**GIVEN REQUEST:**
Output the records. Match them exactly.

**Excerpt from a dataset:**
-*-

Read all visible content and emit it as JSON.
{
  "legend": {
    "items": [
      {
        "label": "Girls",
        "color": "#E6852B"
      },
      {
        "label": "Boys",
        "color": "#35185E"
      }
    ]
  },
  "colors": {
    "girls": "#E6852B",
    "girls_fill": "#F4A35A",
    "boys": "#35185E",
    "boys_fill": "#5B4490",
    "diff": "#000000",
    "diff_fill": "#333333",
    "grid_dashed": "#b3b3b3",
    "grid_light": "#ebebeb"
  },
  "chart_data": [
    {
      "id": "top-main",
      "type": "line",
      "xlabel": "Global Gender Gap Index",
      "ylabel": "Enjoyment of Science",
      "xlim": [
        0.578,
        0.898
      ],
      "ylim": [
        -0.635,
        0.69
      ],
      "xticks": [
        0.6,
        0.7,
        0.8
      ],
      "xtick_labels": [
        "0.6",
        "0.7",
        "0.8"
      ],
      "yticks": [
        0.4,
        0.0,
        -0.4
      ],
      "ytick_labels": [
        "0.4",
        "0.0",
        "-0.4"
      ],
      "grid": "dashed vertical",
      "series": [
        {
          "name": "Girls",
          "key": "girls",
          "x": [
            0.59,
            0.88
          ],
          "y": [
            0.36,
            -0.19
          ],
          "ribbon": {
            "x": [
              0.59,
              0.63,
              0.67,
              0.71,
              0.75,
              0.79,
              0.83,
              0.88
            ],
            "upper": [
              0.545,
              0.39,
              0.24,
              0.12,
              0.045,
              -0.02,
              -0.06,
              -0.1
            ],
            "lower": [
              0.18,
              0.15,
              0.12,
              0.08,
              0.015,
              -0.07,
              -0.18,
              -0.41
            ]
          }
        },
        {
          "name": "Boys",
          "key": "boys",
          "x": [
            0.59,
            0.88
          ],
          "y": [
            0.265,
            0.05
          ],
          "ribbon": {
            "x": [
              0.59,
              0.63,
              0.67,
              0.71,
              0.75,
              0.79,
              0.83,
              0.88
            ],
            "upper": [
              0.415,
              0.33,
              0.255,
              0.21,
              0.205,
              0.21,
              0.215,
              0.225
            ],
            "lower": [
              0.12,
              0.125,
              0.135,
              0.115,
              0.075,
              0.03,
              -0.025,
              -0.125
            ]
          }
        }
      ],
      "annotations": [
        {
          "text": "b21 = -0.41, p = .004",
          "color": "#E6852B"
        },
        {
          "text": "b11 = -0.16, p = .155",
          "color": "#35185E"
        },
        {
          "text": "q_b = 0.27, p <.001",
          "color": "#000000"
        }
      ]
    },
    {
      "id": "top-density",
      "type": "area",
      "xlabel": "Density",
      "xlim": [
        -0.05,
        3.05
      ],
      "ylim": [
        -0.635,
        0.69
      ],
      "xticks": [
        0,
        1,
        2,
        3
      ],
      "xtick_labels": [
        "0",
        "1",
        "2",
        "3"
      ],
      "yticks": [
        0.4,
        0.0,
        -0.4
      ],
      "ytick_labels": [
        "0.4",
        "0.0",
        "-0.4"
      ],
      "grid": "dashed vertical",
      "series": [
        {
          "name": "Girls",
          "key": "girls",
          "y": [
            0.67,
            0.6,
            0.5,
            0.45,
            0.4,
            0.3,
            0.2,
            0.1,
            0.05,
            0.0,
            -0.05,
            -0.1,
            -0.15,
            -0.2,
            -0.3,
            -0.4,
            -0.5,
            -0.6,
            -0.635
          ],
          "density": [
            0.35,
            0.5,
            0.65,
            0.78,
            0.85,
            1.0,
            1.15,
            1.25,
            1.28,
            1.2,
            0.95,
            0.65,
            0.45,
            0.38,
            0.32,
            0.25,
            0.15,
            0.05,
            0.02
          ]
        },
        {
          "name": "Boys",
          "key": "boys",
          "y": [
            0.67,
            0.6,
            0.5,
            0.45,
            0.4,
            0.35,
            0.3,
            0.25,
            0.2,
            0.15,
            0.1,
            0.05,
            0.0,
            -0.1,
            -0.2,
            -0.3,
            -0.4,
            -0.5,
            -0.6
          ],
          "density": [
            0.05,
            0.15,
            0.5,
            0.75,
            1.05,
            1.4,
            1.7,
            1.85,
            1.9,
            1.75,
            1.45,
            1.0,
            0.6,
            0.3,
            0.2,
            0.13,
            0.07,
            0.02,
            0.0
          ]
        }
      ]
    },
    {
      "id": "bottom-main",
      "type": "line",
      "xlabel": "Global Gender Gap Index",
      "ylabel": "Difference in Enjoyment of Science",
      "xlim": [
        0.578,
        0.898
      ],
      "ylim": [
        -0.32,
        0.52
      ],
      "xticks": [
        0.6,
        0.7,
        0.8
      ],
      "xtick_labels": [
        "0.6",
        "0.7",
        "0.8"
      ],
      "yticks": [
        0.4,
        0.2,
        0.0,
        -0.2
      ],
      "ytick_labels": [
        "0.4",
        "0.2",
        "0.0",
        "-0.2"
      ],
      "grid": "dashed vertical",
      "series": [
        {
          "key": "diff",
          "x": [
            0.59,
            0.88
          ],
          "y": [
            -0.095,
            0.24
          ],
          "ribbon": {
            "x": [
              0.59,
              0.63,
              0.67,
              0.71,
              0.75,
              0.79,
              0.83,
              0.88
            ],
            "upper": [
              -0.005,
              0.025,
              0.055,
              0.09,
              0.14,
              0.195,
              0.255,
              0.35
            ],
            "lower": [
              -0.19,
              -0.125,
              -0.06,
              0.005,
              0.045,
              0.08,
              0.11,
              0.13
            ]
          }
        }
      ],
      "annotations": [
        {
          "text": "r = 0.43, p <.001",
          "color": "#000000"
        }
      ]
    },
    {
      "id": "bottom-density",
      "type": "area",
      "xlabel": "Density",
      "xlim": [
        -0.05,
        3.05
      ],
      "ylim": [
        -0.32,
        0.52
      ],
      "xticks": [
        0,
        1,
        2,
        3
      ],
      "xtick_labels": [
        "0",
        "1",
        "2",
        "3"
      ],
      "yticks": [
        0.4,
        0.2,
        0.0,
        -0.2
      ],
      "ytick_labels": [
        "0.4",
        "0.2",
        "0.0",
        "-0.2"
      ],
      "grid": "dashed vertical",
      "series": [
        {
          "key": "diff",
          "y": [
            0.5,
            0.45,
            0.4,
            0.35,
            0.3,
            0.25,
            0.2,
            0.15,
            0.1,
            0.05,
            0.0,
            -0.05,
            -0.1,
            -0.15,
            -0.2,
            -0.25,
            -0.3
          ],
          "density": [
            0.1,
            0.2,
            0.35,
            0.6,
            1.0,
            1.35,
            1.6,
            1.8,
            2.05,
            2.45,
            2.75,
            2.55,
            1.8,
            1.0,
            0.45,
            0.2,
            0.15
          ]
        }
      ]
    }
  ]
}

-*-

**EXERCISE ANSWER:**
Read all visible content and emit it as JSON.
{
  "legend": {
    "items": [
      {
        "label": "Girls",
        "color": "#E6852B"
      },
      {
        "label": "Boys",
        "color": "#35185E"
      }
    ]
  },
  "colors": {
    "girls": "#E6852B",
    "girls_fill": "#F4A35A",
    "boys": "#35185E",
    "boys_fill": "#5B4490",
    "diff": "#000000",
    "diff_fill": "#333333",
    "grid_dashed": "#b3b3b3",
    "grid_light": "#ebebeb"
  },
  "chart_data": [
    {
      "id": "top-main",
      "type": "line",
      "xlabel": "Global Gender Gap Index",
      "ylabel": "Enjoyment of Science",
      "xlim": [
        0.578,
        0.898
      ],
      "ylim": [
        -0.635,
        0.69
      ],
      "xticks": [
        0.6,
        0.7,
        0.8
      ],
      "xtick_labels": [
        "0.6",
        "0.7",
        "0.8"
      ],
      "yticks": [
        0.4,
        0.0,
        -0.4
      ],
      "ytick_labels": [
        "0.4",
        "0.0",
        "-0.4"
      ],
      "grid": "dashed vertical",
      "series": [
        {
          "name": "Girls",
          "key": "girls",
          "x": [
            0.59,
            0.88
          ],
          "y": [
            0.36,
            -0.19
          ],
          "ribbon": {
            "x": [
              0.59,
              0.63,
              0.67,
              0.71,
              0.75,
              0.79,
              0.83,
              0.88
            ],
            "upper": [
              0.545,
              0.39,
              0.24,
              0.12,
              0.045,
              -0.02,
              -0.06,
              -0.1
            ],
            "lower": [
              0.18,
              0.15,
              0.12,
              0.08,
              0.015,
              -0.07,
              -0.18,
              -0.41
            ]
          }
        },
        {
          "name": "Boys",
          "key": "boys",
          "x": [
            0.59,
            0.88
          ],
          "y": [
            0.265,
            0.05
          ],
          "ribbon": {
            "x": [
              0.59,
              0.63,
              0.67,
              0.71,
              0.75,
              0.79,
              0.83,
              0.88
            ],
            "upper": [
              0.415,
              0.33,
              0.255,
              0.21,
              0.205,
              0.21,
              0.215,
              0.225
            ],
            "lower": [
              0.12,
              0.125,
              0.135,
              0.115,
              0.075,
              0.03,
              -0.025,
              -0.125
            ]
          }
        }
      ],
      "annotations": [
        {
          "text": "b21 = -0.41, p = .004",
          "color": "#E6852B"
        },
        {
          "text": "b11 = -0.16, p = .155",
          "color": "#35185E"
        },
        {
          "text": "q_b = 0.27, p <.001",
          "color": "#000000"
        }
      ]
    },
    {
      "id": "top-density",
      "type": "area",
      "xlabel": "Density",
      "xlim": [
        -0.05,
        3.05
      ],
      "ylim": [
        -0.635,
        0.69
      ],
      "xticks": [
        0,
        1,
        2,
        3
      ],
      "xtick_labels": [
        "0",
        "1",
        "2",
        "3"
      ],
      "yticks": [
        0.4,
        0.0,
        -0.4
      ],
      "ytick_labels": [
        "0.4",
        "0.0",
        "-0.4"
      ],
      "grid": "dashed vertical",
      "series": [
        {
          "name": "Girls",
          "key": "girls",
          "y": [
            0.67,
            0.6,
            0.5,
            0.45,
            0.4,
            0.3,
            0.2,
            0.1,
            0.05,
            0.0,
            -0.05,
            -0.1,
            -0.15,
            -0.2,
            -0.3,
            -0.4,
            -0.5,
            -0.6,
            -0.635
          ],
          "density": [
            0.35,
            0.5,
            0.65,
            0.78,
            0.85,
            1.0,
            1.15,
            1.25,
            1.28,
            1.2,
            0.95,
            0.65,
            0.45,
            0.38,
            0.32,
            0.25,
            0.15,
            0.05,
            0.02
          ]
        },
        {
          "name": "Boys",
          "key": "boys",
          "y": [
            0.67,
            0.6,
            0.5,
            0.45,
            0.4,
            0.35,
            0.3,
            0.25,
            0.2,
            0.15,
            0.1,
            0.05,
            0.0,
            -0.1,
            -0.2,
            -0.3,
            -0.4,
            -0.5,
            -0.6
          ],
          "density": [
            0.05,
            0.15,
            0.5,
            0.75,
            1.05,
            1.4,
            1.7,
            1.85,
            1.9,
            1.75,
            1.45,
            1.0,
            0.6,
            0.3,
            0.2,
            0.13,
            0.07,
            0.02,
            0.0
          ]
        }
      ]
    },
    {
      "id": "bottom-main",
      "type": "line",
      "xlabel": "Global Gender Gap Index",
      "ylabel": "Difference in Enjoyment of Science",
      "xlim": [
        0.578,
        0.898
      ],
      "ylim": [
        -0.32,
        0.52
      ],
      "xticks": [
        0.6,
        0.7,
        0.8
      ],
      "xtick_labels": [
        "0.6",
        "0.7",
        "0.8"
      ],
      "yticks": [
        0.4,
        0.2,
        0.0,
        -0.2
      ],
      "ytick_labels": [
        "0.4",
        "0.2",
        "0.0",
        "-0.2"
      ],
      "grid": "dashed vertical",
      "series": [
        {
          "key": "diff",
          "x": [
            0.59,
            0.88
          ],
          "y": [
            -0.095,
            0.24
          ],
          "ribbon": {
            "x": [
              0.59,
              0.63,
              0.67,
              0.71,
              0.75,
              0.79,
              0.83,
              0.88
            ],
            "upper": [
              -0.005,
              0.025,
              0.055,
              0.09,
              0.14,
              0.195,
              0.255,
              0.35
            ],
            "lower": [
              -0.19,
              -0.125,
              -0.06,
              0.005,
              0.045,
              0.08,
              0.11,
              0.13
            ]
          }
        }
      ],
      "annotations": [
        {
          "text": "r = 0.43, p <.001",
          "color": "#000000"
        }
      ]
    },
    {
      "id": "bottom-density",
      "type": "area",
      "xlabel": "Density",
      "xlim": [
        -0.05,
        3.05
      ],
      "ylim": [
        -0.32,
        0.52
      ],
      "xticks": [
        0,
        1,
        2,
        3
      ],
      "xtick_labels": [
        "0",
        "1",
        "2",
        "3"
      ],
      "yticks": [
        0.4,
        0.2,
        0.0,
        -0.2
      ],
      "ytick_labels": [
        "0.4",
        "0.2",
        "0.0",
        "-0.2"
      ],
      "grid": "dashed vertical",
      "series": [
        {
          "key": "diff",
          "y": [
            0.5,
            0.45,
            0.4,
            0.35,
            0.3,
            0.25,
            0.2,
            0.15,
            0.1,
            0.05,
            0.0,
            -0.05,
            -0.1,
            -0.15,
            -0.2,
            -0.25,
            -0.3
          ],
          "density": [
            0.1,
            0.2,
            0.35,
            0.6,
            1.0,
            1.35,
            1.6,
            1.8,
            2.05,
            2.45,
            2.75,
            2.55,
            1.8,
            1.0,
            0.45,
            0.2,
            0.15
          ]
        }
      ]
    }
  ]
}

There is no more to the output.